Instructions for the task: Check each line of the records below and collect those that include the word "amplitude".

## begin Listed records

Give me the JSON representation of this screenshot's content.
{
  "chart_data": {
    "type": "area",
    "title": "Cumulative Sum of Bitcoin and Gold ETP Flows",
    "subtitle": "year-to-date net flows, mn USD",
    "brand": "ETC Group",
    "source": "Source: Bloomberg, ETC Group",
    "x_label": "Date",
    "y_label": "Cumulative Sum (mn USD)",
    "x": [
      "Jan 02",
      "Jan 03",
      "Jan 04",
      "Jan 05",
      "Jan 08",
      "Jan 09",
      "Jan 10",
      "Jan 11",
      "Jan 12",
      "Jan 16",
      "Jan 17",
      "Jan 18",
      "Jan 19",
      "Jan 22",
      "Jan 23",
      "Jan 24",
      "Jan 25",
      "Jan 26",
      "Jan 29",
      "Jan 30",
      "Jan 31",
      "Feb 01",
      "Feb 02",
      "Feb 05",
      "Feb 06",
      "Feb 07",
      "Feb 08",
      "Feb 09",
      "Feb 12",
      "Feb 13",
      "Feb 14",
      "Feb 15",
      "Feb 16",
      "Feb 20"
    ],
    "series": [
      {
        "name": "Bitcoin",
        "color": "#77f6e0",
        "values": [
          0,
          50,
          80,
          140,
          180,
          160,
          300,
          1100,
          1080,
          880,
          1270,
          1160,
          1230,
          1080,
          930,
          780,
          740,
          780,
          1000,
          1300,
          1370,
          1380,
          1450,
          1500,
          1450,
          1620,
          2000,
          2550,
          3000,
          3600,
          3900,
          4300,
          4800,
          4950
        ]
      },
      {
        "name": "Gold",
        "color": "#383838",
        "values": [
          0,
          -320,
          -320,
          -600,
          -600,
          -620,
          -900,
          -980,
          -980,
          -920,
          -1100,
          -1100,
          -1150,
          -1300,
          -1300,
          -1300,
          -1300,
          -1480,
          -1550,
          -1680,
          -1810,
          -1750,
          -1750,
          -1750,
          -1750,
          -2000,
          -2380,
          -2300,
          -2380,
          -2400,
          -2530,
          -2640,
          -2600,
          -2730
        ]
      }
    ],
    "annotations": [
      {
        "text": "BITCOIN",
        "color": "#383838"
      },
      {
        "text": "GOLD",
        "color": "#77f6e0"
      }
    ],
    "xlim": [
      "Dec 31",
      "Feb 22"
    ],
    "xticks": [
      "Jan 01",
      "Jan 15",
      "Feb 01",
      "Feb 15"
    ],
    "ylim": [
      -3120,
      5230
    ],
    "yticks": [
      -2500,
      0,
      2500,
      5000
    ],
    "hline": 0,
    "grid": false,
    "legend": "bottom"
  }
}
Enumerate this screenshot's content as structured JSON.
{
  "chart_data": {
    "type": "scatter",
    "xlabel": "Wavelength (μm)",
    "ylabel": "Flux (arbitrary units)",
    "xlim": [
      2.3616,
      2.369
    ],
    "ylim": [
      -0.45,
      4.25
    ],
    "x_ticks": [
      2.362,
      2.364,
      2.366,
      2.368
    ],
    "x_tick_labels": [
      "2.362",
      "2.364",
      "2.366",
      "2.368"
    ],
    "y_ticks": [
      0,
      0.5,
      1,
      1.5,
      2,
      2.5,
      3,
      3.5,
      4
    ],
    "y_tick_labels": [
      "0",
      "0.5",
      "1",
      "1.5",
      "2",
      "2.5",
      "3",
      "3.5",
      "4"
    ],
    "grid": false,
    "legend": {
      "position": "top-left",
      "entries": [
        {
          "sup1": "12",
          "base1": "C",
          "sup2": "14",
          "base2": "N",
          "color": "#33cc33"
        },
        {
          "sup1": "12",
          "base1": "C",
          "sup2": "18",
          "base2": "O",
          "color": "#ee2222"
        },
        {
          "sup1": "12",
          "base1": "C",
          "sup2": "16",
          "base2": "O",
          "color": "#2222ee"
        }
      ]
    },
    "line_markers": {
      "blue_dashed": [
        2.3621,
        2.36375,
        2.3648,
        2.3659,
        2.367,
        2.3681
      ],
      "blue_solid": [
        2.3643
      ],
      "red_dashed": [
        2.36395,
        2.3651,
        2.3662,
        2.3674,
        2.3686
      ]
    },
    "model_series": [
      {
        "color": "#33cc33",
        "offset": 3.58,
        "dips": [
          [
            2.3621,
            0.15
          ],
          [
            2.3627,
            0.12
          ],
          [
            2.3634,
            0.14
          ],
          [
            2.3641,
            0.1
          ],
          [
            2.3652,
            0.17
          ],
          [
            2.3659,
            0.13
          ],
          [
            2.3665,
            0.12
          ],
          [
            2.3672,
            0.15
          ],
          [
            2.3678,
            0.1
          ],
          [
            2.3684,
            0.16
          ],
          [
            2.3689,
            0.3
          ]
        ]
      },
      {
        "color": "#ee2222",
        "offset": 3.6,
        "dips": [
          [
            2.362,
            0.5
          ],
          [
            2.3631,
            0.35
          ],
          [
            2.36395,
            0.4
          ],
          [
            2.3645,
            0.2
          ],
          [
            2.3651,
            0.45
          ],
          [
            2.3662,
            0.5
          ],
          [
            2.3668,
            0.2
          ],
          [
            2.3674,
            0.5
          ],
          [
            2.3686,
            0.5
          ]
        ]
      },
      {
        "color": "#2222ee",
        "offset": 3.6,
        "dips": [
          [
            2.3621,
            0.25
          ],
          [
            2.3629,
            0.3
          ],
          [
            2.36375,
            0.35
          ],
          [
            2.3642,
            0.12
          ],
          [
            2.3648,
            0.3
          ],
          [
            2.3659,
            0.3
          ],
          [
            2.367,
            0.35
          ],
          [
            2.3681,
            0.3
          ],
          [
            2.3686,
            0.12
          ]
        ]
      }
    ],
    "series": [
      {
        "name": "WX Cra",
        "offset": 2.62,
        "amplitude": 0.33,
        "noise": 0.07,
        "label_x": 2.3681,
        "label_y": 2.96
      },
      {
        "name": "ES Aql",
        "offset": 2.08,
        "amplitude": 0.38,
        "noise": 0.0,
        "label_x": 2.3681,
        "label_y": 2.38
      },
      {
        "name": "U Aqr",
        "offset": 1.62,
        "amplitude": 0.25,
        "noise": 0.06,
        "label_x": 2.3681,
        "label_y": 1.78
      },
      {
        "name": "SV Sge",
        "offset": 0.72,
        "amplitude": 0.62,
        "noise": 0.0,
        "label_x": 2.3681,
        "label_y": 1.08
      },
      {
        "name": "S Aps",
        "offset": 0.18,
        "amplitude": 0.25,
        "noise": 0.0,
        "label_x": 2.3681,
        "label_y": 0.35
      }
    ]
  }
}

## end Listed records

Solution:
        "amplitude": 0.33,
        "amplitude": 0.38,
        "amplitude": 0.25,
        "amplitude": 0.62,
        "amplitude": 0.25,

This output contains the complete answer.